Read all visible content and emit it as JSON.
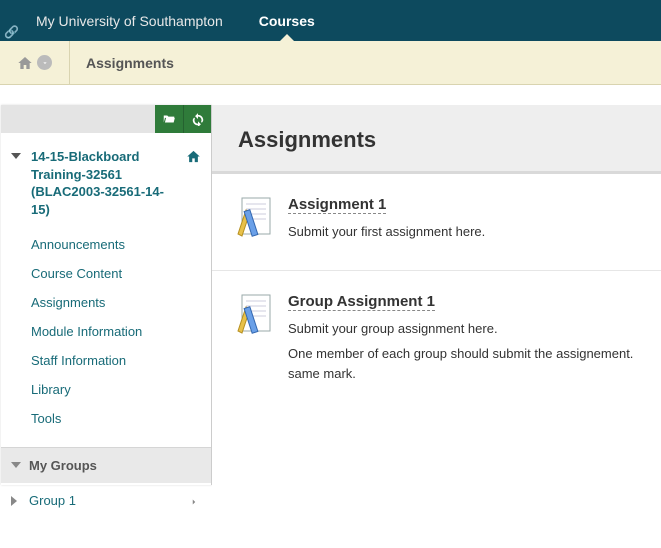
{
  "topnav": {
    "items": [
      {
        "label": "My University of Southampton",
        "active": false
      },
      {
        "label": "Courses",
        "active": true
      }
    ]
  },
  "breadcrumb": {
    "title": "Assignments"
  },
  "sidebar": {
    "course_title": "14-15-Blackboard Training-32561 (BLAC2003-32561-14-15)",
    "nav": [
      "Announcements",
      "Course Content",
      "Assignments",
      "Module Information",
      "Staff Information",
      "Library",
      "Tools"
    ],
    "groups_header": "My Groups",
    "groups": [
      "Group 1"
    ]
  },
  "content": {
    "heading": "Assignments",
    "items": [
      {
        "title": "Assignment 1",
        "lines": [
          "Submit your first assignment here."
        ]
      },
      {
        "title": "Group Assignment 1",
        "lines": [
          "Submit your group assignment here.",
          "One member of each group should submit the assignement. same mark."
        ]
      }
    ]
  }
}
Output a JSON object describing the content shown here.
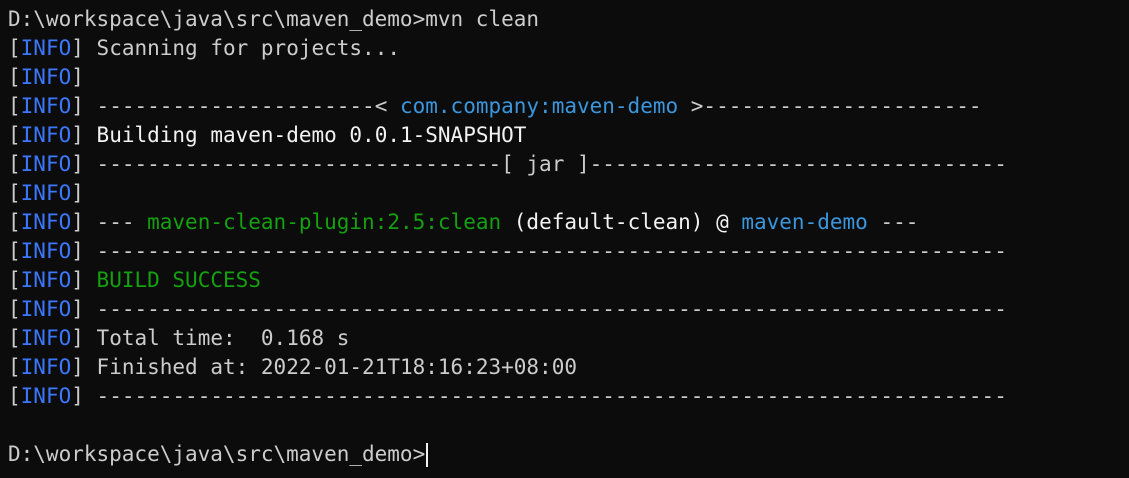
{
  "prompt": {
    "path": "D:\\workspace\\java\\src\\maven_demo>",
    "command": "mvn clean"
  },
  "tag": {
    "open": "[",
    "name": "INFO",
    "close": "]"
  },
  "output": {
    "l1": "Scanning for projects...",
    "l3_left": "----------------------< ",
    "l3_project": "com.company:maven-demo",
    "l3_right": " >----------------------",
    "l4": "Building maven-demo 0.0.1-SNAPSHOT",
    "l5": "--------------------------------[ jar ]---------------------------------",
    "l7_a": "--- ",
    "l7_plugin": "maven-clean-plugin:2.5:clean",
    "l7_b": " (default-clean) @ ",
    "l7_project": "maven-demo",
    "l7_c": " ---",
    "sep": "------------------------------------------------------------------------",
    "build_success": "BUILD SUCCESS",
    "total_time": "Total time:  0.168 s",
    "finished_at": "Finished at: 2022-01-21T18:16:23+08:00"
  },
  "colors": {
    "background": "#0c0c0c",
    "text": "#cccccc",
    "info": "#3b78ff",
    "project": "#3a96dd",
    "success": "#13a10e"
  }
}
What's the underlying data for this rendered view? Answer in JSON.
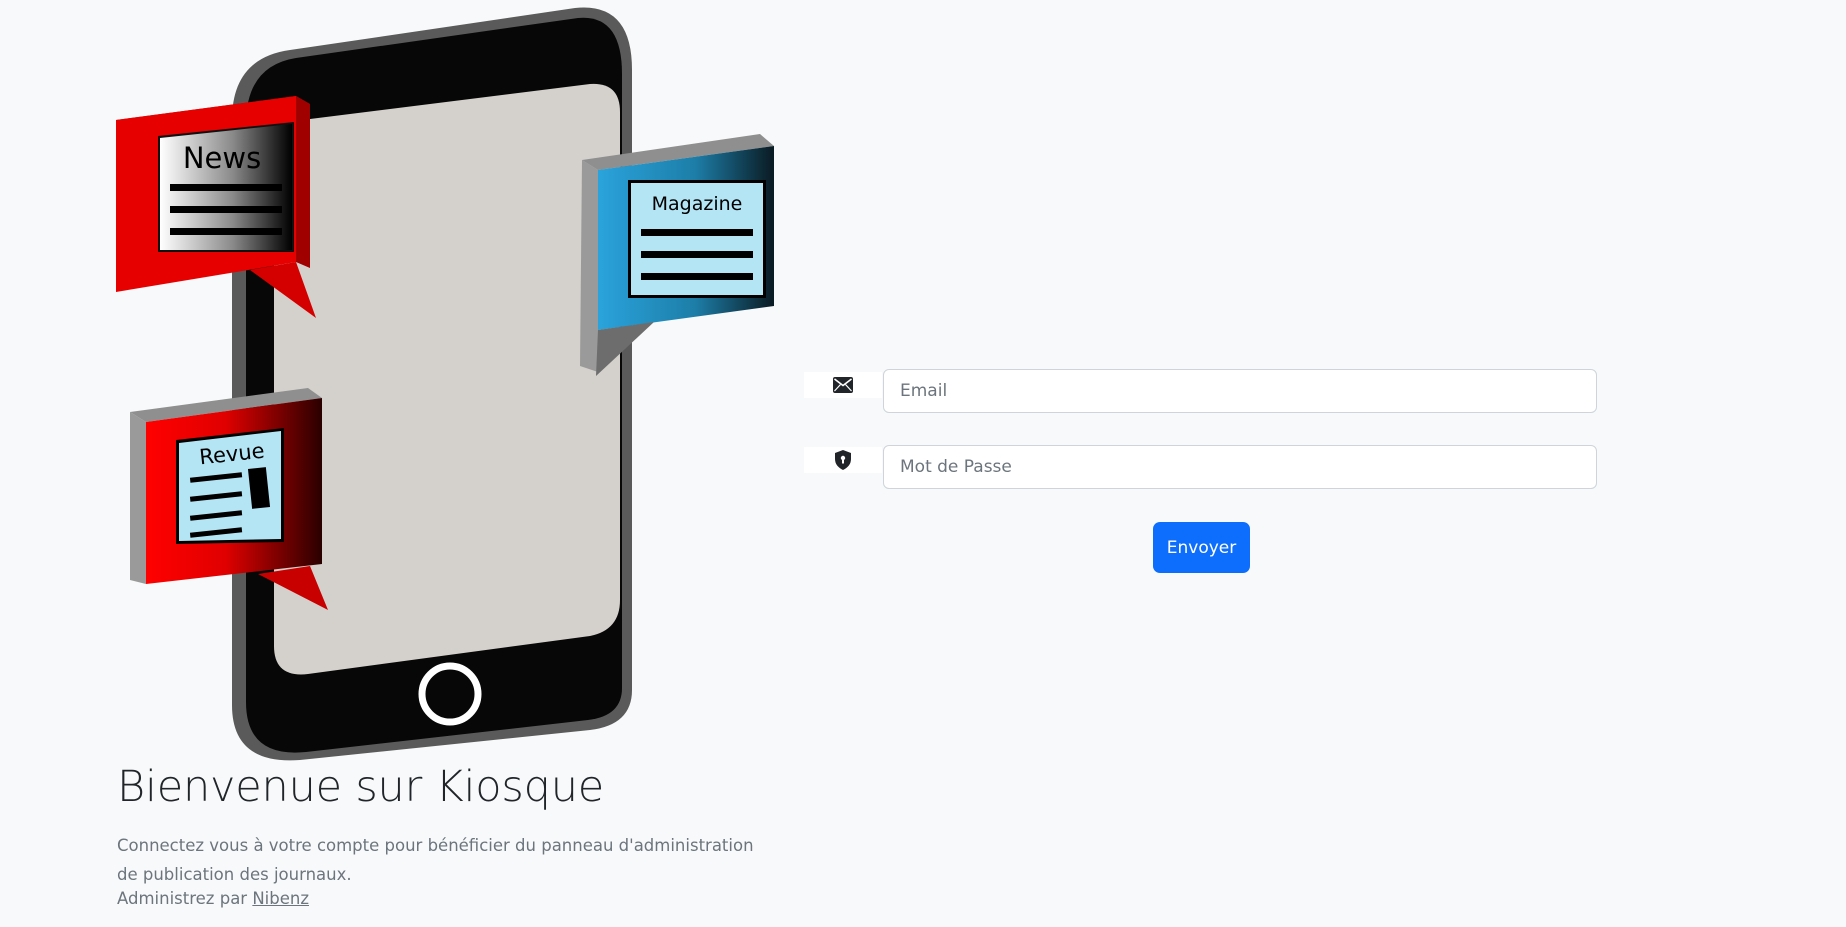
{
  "illustration": {
    "news_label": "News",
    "magazine_label": "Magazine",
    "revue_label": "Revue"
  },
  "welcome": {
    "title": "Bienvenue sur Kiosque",
    "text": "Connectez vous à votre compte pour bénéficier du panneau d'administration de publication des journaux.",
    "admin_prefix": "Administrez par ",
    "admin_link": "Nibenz"
  },
  "form": {
    "email_icon": "envelope-icon",
    "email_placeholder": "Email",
    "password_icon": "shield-lock-icon",
    "password_placeholder": "Mot de Passe",
    "submit_label": "Envoyer"
  },
  "colors": {
    "background": "#f8f9fa",
    "primary": "#0d6efd",
    "news_red": "#e60000",
    "magazine_blue": "#2a9fd6",
    "paper_blue": "#b3e5f5"
  }
}
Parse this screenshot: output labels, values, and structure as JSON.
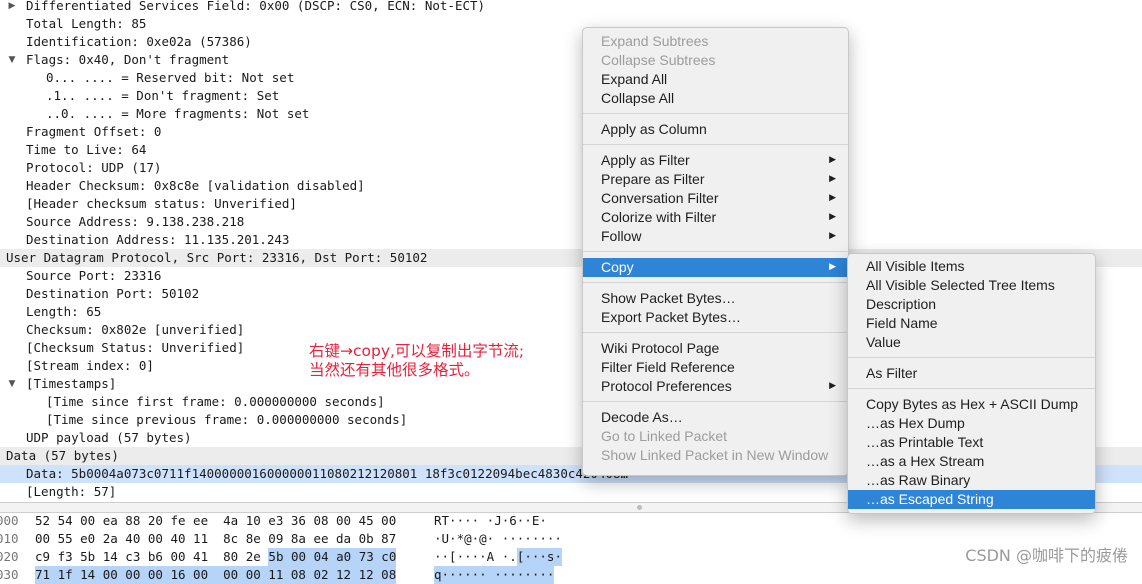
{
  "tree_rows": [
    {
      "indent": 26,
      "text": "Differentiated Services Field: 0x00 (DSCP: CS0, ECN: Not-ECT)",
      "arrow": "▶",
      "style": ""
    },
    {
      "indent": 26,
      "text": "Total Length: 85",
      "arrow": "",
      "style": ""
    },
    {
      "indent": 26,
      "text": "Identification: 0xe02a (57386)",
      "arrow": "",
      "style": ""
    },
    {
      "indent": 26,
      "text": "Flags: 0x40, Don't fragment",
      "arrow": "▼",
      "style": ""
    },
    {
      "indent": 46,
      "text": "0... .... = Reserved bit: Not set",
      "arrow": "",
      "style": ""
    },
    {
      "indent": 46,
      "text": ".1.. .... = Don't fragment: Set",
      "arrow": "",
      "style": ""
    },
    {
      "indent": 46,
      "text": "..0. .... = More fragments: Not set",
      "arrow": "",
      "style": ""
    },
    {
      "indent": 26,
      "text": "Fragment Offset: 0",
      "arrow": "",
      "style": ""
    },
    {
      "indent": 26,
      "text": "Time to Live: 64",
      "arrow": "",
      "style": ""
    },
    {
      "indent": 26,
      "text": "Protocol: UDP (17)",
      "arrow": "",
      "style": ""
    },
    {
      "indent": 26,
      "text": "Header Checksum: 0x8c8e [validation disabled]",
      "arrow": "",
      "style": ""
    },
    {
      "indent": 26,
      "text": "[Header checksum status: Unverified]",
      "arrow": "",
      "style": ""
    },
    {
      "indent": 26,
      "text": "Source Address: 9.138.238.218",
      "arrow": "",
      "style": ""
    },
    {
      "indent": 26,
      "text": "Destination Address: 11.135.201.243",
      "arrow": "",
      "style": ""
    },
    {
      "indent": 6,
      "text": "User Datagram Protocol, Src Port: 23316, Dst Port: 50102",
      "arrow": "",
      "style": "hdr"
    },
    {
      "indent": 26,
      "text": "Source Port: 23316",
      "arrow": "",
      "style": ""
    },
    {
      "indent": 26,
      "text": "Destination Port: 50102",
      "arrow": "",
      "style": ""
    },
    {
      "indent": 26,
      "text": "Length: 65",
      "arrow": "",
      "style": ""
    },
    {
      "indent": 26,
      "text": "Checksum: 0x802e [unverified]",
      "arrow": "",
      "style": ""
    },
    {
      "indent": 26,
      "text": "[Checksum Status: Unverified]",
      "arrow": "",
      "style": ""
    },
    {
      "indent": 26,
      "text": "[Stream index: 0]",
      "arrow": "",
      "style": ""
    },
    {
      "indent": 26,
      "text": "[Timestamps]",
      "arrow": "▼",
      "style": ""
    },
    {
      "indent": 46,
      "text": "[Time since first frame: 0.000000000 seconds]",
      "arrow": "",
      "style": ""
    },
    {
      "indent": 46,
      "text": "[Time since previous frame: 0.000000000 seconds]",
      "arrow": "",
      "style": ""
    },
    {
      "indent": 26,
      "text": "UDP payload (57 bytes)",
      "arrow": "",
      "style": ""
    },
    {
      "indent": 6,
      "text": "Data (57 bytes)",
      "arrow": "",
      "style": "hdr"
    },
    {
      "indent": 26,
      "text": "Data: 5b0004a073c0711f140000001600000011080212120801 18f3c0122094bec4830c420408…",
      "arrow": "",
      "style": "sel"
    },
    {
      "indent": 26,
      "text": "[Length: 57]",
      "arrow": "",
      "style": ""
    }
  ],
  "hex_rows": [
    {
      "offset": "000",
      "bytes": "52 54 00 ea 88 20 fe ee  4a 10 e3 36 08 00 45 00",
      "ascii": "RT···· ·J·6··E·",
      "hl_bytes": "",
      "hl_ascii": ""
    },
    {
      "offset": "010",
      "bytes": "00 55 e0 2a 40 00 40 11  8c 8e 09 8a ee da 0b 87",
      "ascii": "·U·*@·@· ········",
      "hl_bytes": "",
      "hl_ascii": ""
    },
    {
      "offset": "020",
      "bytes": "c9 f3 5b 14 c3 b6 00 41  80 2e ",
      "ascii": "··[····A ·.",
      "hl_bytes": "5b 00 04 a0 73 c0",
      "hl_ascii": "[···s·"
    },
    {
      "offset": "030",
      "bytes": "",
      "ascii": "",
      "hl_bytes": "71 1f 14 00 00 00 16 00  00 00 11 08 02 12 12 08",
      "hl_ascii": "q······ ········"
    }
  ],
  "annotation": {
    "line1": "右键→copy,可以复制出字节流;",
    "line2": "当然还有其他很多格式。"
  },
  "watermark": "CSDN @咖啡下的疲倦",
  "context_menu": {
    "items": [
      {
        "label": "Expand Subtrees",
        "disabled": true,
        "submenu": false,
        "active": false
      },
      {
        "label": "Collapse Subtrees",
        "disabled": true,
        "submenu": false,
        "active": false
      },
      {
        "label": "Expand All",
        "disabled": false,
        "submenu": false,
        "active": false
      },
      {
        "label": "Collapse All",
        "disabled": false,
        "submenu": false,
        "active": false
      },
      {
        "sep": true
      },
      {
        "label": "Apply as Column",
        "disabled": false,
        "submenu": false,
        "active": false
      },
      {
        "sep": true
      },
      {
        "label": "Apply as Filter",
        "disabled": false,
        "submenu": true,
        "active": false
      },
      {
        "label": "Prepare as Filter",
        "disabled": false,
        "submenu": true,
        "active": false
      },
      {
        "label": "Conversation Filter",
        "disabled": false,
        "submenu": true,
        "active": false
      },
      {
        "label": "Colorize with Filter",
        "disabled": false,
        "submenu": true,
        "active": false
      },
      {
        "label": "Follow",
        "disabled": false,
        "submenu": true,
        "active": false
      },
      {
        "sep": true
      },
      {
        "label": "Copy",
        "disabled": false,
        "submenu": true,
        "active": true
      },
      {
        "sep": true
      },
      {
        "label": "Show Packet Bytes…",
        "disabled": false,
        "submenu": false,
        "active": false
      },
      {
        "label": "Export Packet Bytes…",
        "disabled": false,
        "submenu": false,
        "active": false
      },
      {
        "sep": true
      },
      {
        "label": "Wiki Protocol Page",
        "disabled": false,
        "submenu": false,
        "active": false
      },
      {
        "label": "Filter Field Reference",
        "disabled": false,
        "submenu": false,
        "active": false
      },
      {
        "label": "Protocol Preferences",
        "disabled": false,
        "submenu": true,
        "active": false
      },
      {
        "sep": true
      },
      {
        "label": "Decode As…",
        "disabled": false,
        "submenu": false,
        "active": false
      },
      {
        "label": "Go to Linked Packet",
        "disabled": true,
        "submenu": false,
        "active": false
      },
      {
        "label": "Show Linked Packet in New Window",
        "disabled": true,
        "submenu": false,
        "active": false
      }
    ]
  },
  "copy_submenu": {
    "items": [
      {
        "label": "All Visible Items",
        "active": false
      },
      {
        "label": "All Visible Selected Tree Items",
        "active": false
      },
      {
        "label": "Description",
        "active": false
      },
      {
        "label": "Field Name",
        "active": false
      },
      {
        "label": "Value",
        "active": false
      },
      {
        "sep": true
      },
      {
        "label": "As Filter",
        "active": false
      },
      {
        "sep": true
      },
      {
        "label": "Copy Bytes as Hex + ASCII Dump",
        "active": false
      },
      {
        "label": "…as Hex Dump",
        "active": false
      },
      {
        "label": "…as Printable Text",
        "active": false
      },
      {
        "label": "…as a Hex Stream",
        "active": false
      },
      {
        "label": "…as Raw Binary",
        "active": false
      },
      {
        "label": "…as Escaped String",
        "active": true
      }
    ]
  },
  "colors": {
    "menu_highlight": "#2e84d7",
    "row_selected": "#cfe2fb",
    "byte_highlight": "#b6d3f8",
    "annotation": "#e8213c"
  },
  "icons": {
    "submenu_arrow": "▶",
    "collapsed_arrow": "▶",
    "expanded_arrow": "▼"
  }
}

+ + + + + + +

Task objective:
Each line that has the word "Destination" should be copied.

Exercise solution:
      "text": "Destination Address: 11.135.201.243",
      "text": "Destination Port: 50102",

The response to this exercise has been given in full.